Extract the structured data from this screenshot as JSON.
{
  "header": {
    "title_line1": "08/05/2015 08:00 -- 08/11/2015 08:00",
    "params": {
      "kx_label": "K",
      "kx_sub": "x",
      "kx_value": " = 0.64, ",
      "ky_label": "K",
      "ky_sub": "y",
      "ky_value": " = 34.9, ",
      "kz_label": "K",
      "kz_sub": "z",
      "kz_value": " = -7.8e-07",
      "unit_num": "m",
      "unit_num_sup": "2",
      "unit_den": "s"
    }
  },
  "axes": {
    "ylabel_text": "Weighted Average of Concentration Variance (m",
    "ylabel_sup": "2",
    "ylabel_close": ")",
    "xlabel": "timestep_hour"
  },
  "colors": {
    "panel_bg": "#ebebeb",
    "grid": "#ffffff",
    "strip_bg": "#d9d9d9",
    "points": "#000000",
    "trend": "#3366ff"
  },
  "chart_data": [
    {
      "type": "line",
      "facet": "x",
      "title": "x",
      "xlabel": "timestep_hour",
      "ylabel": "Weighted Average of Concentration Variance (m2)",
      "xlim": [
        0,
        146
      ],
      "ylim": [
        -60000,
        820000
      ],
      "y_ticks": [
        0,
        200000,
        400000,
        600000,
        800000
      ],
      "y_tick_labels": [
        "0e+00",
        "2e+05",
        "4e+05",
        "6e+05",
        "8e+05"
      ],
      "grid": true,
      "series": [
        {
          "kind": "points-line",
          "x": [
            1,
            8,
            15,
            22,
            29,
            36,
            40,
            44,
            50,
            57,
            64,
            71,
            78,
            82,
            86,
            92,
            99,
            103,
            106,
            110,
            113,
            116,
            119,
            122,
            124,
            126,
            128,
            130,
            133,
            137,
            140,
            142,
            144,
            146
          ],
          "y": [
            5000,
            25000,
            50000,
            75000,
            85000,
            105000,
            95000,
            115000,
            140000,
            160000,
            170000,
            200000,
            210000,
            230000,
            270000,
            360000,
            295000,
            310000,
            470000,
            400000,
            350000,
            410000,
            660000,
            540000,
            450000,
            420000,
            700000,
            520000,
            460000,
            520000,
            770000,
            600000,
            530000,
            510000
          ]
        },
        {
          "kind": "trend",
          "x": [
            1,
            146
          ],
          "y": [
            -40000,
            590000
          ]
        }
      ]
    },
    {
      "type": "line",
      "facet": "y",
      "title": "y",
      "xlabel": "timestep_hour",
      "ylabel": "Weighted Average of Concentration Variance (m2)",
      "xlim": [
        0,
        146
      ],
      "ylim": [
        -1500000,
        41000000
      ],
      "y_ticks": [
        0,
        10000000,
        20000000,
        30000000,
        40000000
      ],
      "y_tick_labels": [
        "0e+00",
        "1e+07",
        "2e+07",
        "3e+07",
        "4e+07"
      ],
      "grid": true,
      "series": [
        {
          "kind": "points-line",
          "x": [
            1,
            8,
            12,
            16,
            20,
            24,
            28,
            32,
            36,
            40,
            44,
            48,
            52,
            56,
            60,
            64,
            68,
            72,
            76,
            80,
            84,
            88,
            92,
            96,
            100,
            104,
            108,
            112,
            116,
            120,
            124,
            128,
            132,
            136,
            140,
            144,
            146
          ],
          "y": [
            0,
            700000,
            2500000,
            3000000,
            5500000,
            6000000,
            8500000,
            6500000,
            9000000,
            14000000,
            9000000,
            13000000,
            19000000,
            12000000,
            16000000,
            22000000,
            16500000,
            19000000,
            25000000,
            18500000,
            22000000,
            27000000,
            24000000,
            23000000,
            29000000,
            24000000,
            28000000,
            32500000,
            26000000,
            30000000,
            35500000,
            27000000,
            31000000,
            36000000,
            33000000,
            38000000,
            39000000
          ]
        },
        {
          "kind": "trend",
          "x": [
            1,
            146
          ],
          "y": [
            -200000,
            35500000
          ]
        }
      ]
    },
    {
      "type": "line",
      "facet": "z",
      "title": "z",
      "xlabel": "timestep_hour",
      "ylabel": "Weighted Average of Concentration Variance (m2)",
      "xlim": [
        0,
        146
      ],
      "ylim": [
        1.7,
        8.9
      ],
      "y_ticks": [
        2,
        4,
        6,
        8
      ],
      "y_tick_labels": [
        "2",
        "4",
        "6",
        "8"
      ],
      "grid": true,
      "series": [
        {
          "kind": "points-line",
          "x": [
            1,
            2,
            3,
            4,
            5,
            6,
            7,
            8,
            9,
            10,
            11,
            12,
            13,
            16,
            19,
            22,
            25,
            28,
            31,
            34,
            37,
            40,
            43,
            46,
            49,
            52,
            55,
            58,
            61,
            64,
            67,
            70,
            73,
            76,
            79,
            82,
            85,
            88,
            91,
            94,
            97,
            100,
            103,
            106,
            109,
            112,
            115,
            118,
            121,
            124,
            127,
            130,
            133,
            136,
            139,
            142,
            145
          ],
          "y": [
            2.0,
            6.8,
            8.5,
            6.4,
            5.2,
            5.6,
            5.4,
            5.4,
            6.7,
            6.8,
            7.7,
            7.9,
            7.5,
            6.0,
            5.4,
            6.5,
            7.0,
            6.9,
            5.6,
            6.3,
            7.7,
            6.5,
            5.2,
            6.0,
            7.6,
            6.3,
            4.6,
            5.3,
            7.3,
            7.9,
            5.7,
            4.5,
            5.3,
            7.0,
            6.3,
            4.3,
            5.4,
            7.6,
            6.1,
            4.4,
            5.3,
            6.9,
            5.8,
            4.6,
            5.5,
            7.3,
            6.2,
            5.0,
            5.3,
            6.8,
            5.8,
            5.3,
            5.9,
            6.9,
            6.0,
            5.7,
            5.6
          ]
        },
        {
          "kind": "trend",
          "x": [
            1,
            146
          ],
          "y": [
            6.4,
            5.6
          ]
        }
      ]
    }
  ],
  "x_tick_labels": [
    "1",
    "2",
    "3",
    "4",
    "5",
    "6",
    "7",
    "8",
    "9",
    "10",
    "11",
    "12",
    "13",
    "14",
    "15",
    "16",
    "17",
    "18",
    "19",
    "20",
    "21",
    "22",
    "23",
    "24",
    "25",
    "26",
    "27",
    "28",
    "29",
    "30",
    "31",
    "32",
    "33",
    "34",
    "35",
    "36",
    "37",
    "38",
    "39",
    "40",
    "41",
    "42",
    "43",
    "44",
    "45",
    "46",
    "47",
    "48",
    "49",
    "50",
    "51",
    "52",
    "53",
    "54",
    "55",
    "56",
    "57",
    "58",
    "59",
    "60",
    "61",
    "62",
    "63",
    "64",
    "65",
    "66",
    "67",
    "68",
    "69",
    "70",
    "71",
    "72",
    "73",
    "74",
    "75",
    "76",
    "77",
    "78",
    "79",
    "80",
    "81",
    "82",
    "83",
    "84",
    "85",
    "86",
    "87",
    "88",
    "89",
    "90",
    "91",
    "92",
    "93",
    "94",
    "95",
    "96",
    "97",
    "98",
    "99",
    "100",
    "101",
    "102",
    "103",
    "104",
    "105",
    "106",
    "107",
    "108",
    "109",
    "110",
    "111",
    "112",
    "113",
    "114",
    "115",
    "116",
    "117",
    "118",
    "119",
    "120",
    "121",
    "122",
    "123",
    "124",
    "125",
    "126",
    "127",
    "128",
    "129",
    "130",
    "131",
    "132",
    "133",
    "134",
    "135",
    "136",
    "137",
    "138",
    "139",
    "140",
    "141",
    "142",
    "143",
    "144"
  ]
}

——

Your task is to output all of the data above word for word.

Extract the structured data from this screenshot as JSON.
{
  "header": {
    "title_line1": "08/05/2015 08:00 -- 08/11/2015 08:00",
    "params": {
      "kx_label": "K",
      "kx_sub": "x",
      "kx_value": " = 0.64, ",
      "ky_label": "K",
      "ky_sub": "y",
      "ky_value": " = 34.9, ",
      "kz_label": "K",
      "kz_sub": "z",
      "kz_value": " = -7.8e-07",
      "unit_num": "m",
      "unit_num_sup": "2",
      "unit_den": "s"
    }
  },
  "axes": {
    "ylabel_text": "Weighted Average of Concentration Variance (m",
    "ylabel_sup": "2",
    "ylabel_close": ")",
    "xlabel": "timestep_hour"
  },
  "colors": {
    "panel_bg": "#ebebeb",
    "grid": "#ffffff",
    "strip_bg": "#d9d9d9",
    "points": "#000000",
    "trend": "#3366ff"
  },
  "chart_data": [
    {
      "type": "line",
      "facet": "x",
      "title": "x",
      "xlabel": "timestep_hour",
      "ylabel": "Weighted Average of Concentration Variance (m2)",
      "xlim": [
        0,
        146
      ],
      "ylim": [
        -60000,
        820000
      ],
      "y_ticks": [
        0,
        200000,
        400000,
        600000,
        800000
      ],
      "y_tick_labels": [
        "0e+00",
        "2e+05",
        "4e+05",
        "6e+05",
        "8e+05"
      ],
      "grid": true,
      "series": [
        {
          "kind": "points-line",
          "x": [
            1,
            8,
            15,
            22,
            29,
            36,
            40,
            44,
            50,
            57,
            64,
            71,
            78,
            82,
            86,
            92,
            99,
            103,
            106,
            110,
            113,
            116,
            119,
            122,
            124,
            126,
            128,
            130,
            133,
            137,
            140,
            142,
            144,
            146
          ],
          "y": [
            5000,
            25000,
            50000,
            75000,
            85000,
            105000,
            95000,
            115000,
            140000,
            160000,
            170000,
            200000,
            210000,
            230000,
            270000,
            360000,
            295000,
            310000,
            470000,
            400000,
            350000,
            410000,
            660000,
            540000,
            450000,
            420000,
            700000,
            520000,
            460000,
            520000,
            770000,
            600000,
            530000,
            510000
          ]
        },
        {
          "kind": "trend",
          "x": [
            1,
            146
          ],
          "y": [
            -40000,
            590000
          ]
        }
      ]
    },
    {
      "type": "line",
      "facet": "y",
      "title": "y",
      "xlabel": "timestep_hour",
      "ylabel": "Weighted Average of Concentration Variance (m2)",
      "xlim": [
        0,
        146
      ],
      "ylim": [
        -1500000,
        41000000
      ],
      "y_ticks": [
        0,
        10000000,
        20000000,
        30000000,
        40000000
      ],
      "y_tick_labels": [
        "0e+00",
        "1e+07",
        "2e+07",
        "3e+07",
        "4e+07"
      ],
      "grid": true,
      "series": [
        {
          "kind": "points-line",
          "x": [
            1,
            8,
            12,
            16,
            20,
            24,
            28,
            32,
            36,
            40,
            44,
            48,
            52,
            56,
            60,
            64,
            68,
            72,
            76,
            80,
            84,
            88,
            92,
            96,
            100,
            104,
            108,
            112,
            116,
            120,
            124,
            128,
            132,
            136,
            140,
            144,
            146
          ],
          "y": [
            0,
            700000,
            2500000,
            3000000,
            5500000,
            6000000,
            8500000,
            6500000,
            9000000,
            14000000,
            9000000,
            13000000,
            19000000,
            12000000,
            16000000,
            22000000,
            16500000,
            19000000,
            25000000,
            18500000,
            22000000,
            27000000,
            24000000,
            23000000,
            29000000,
            24000000,
            28000000,
            32500000,
            26000000,
            30000000,
            35500000,
            27000000,
            31000000,
            36000000,
            33000000,
            38000000,
            39000000
          ]
        },
        {
          "kind": "trend",
          "x": [
            1,
            146
          ],
          "y": [
            -200000,
            35500000
          ]
        }
      ]
    },
    {
      "type": "line",
      "facet": "z",
      "title": "z",
      "xlabel": "timestep_hour",
      "ylabel": "Weighted Average of Concentration Variance (m2)",
      "xlim": [
        0,
        146
      ],
      "ylim": [
        1.7,
        8.9
      ],
      "y_ticks": [
        2,
        4,
        6,
        8
      ],
      "y_tick_labels": [
        "2",
        "4",
        "6",
        "8"
      ],
      "grid": true,
      "series": [
        {
          "kind": "points-line",
          "x": [
            1,
            2,
            3,
            4,
            5,
            6,
            7,
            8,
            9,
            10,
            11,
            12,
            13,
            16,
            19,
            22,
            25,
            28,
            31,
            34,
            37,
            40,
            43,
            46,
            49,
            52,
            55,
            58,
            61,
            64,
            67,
            70,
            73,
            76,
            79,
            82,
            85,
            88,
            91,
            94,
            97,
            100,
            103,
            106,
            109,
            112,
            115,
            118,
            121,
            124,
            127,
            130,
            133,
            136,
            139,
            142,
            145
          ],
          "y": [
            2.0,
            6.8,
            8.5,
            6.4,
            5.2,
            5.6,
            5.4,
            5.4,
            6.7,
            6.8,
            7.7,
            7.9,
            7.5,
            6.0,
            5.4,
            6.5,
            7.0,
            6.9,
            5.6,
            6.3,
            7.7,
            6.5,
            5.2,
            6.0,
            7.6,
            6.3,
            4.6,
            5.3,
            7.3,
            7.9,
            5.7,
            4.5,
            5.3,
            7.0,
            6.3,
            4.3,
            5.4,
            7.6,
            6.1,
            4.4,
            5.3,
            6.9,
            5.8,
            4.6,
            5.5,
            7.3,
            6.2,
            5.0,
            5.3,
            6.8,
            5.8,
            5.3,
            5.9,
            6.9,
            6.0,
            5.7,
            5.6
          ]
        },
        {
          "kind": "trend",
          "x": [
            1,
            146
          ],
          "y": [
            6.4,
            5.6
          ]
        }
      ]
    }
  ],
  "x_tick_labels": [
    "1",
    "2",
    "3",
    "4",
    "5",
    "6",
    "7",
    "8",
    "9",
    "10",
    "11",
    "12",
    "13",
    "14",
    "15",
    "16",
    "17",
    "18",
    "19",
    "20",
    "21",
    "22",
    "23",
    "24",
    "25",
    "26",
    "27",
    "28",
    "29",
    "30",
    "31",
    "32",
    "33",
    "34",
    "35",
    "36",
    "37",
    "38",
    "39",
    "40",
    "41",
    "42",
    "43",
    "44",
    "45",
    "46",
    "47",
    "48",
    "49",
    "50",
    "51",
    "52",
    "53",
    "54",
    "55",
    "56",
    "57",
    "58",
    "59",
    "60",
    "61",
    "62",
    "63",
    "64",
    "65",
    "66",
    "67",
    "68",
    "69",
    "70",
    "71",
    "72",
    "73",
    "74",
    "75",
    "76",
    "77",
    "78",
    "79",
    "80",
    "81",
    "82",
    "83",
    "84",
    "85",
    "86",
    "87",
    "88",
    "89",
    "90",
    "91",
    "92",
    "93",
    "94",
    "95",
    "96",
    "97",
    "98",
    "99",
    "100",
    "101",
    "102",
    "103",
    "104",
    "105",
    "106",
    "107",
    "108",
    "109",
    "110",
    "111",
    "112",
    "113",
    "114",
    "115",
    "116",
    "117",
    "118",
    "119",
    "120",
    "121",
    "122",
    "123",
    "124",
    "125",
    "126",
    "127",
    "128",
    "129",
    "130",
    "131",
    "132",
    "133",
    "134",
    "135",
    "136",
    "137",
    "138",
    "139",
    "140",
    "141",
    "142",
    "143",
    "144"
  ]
}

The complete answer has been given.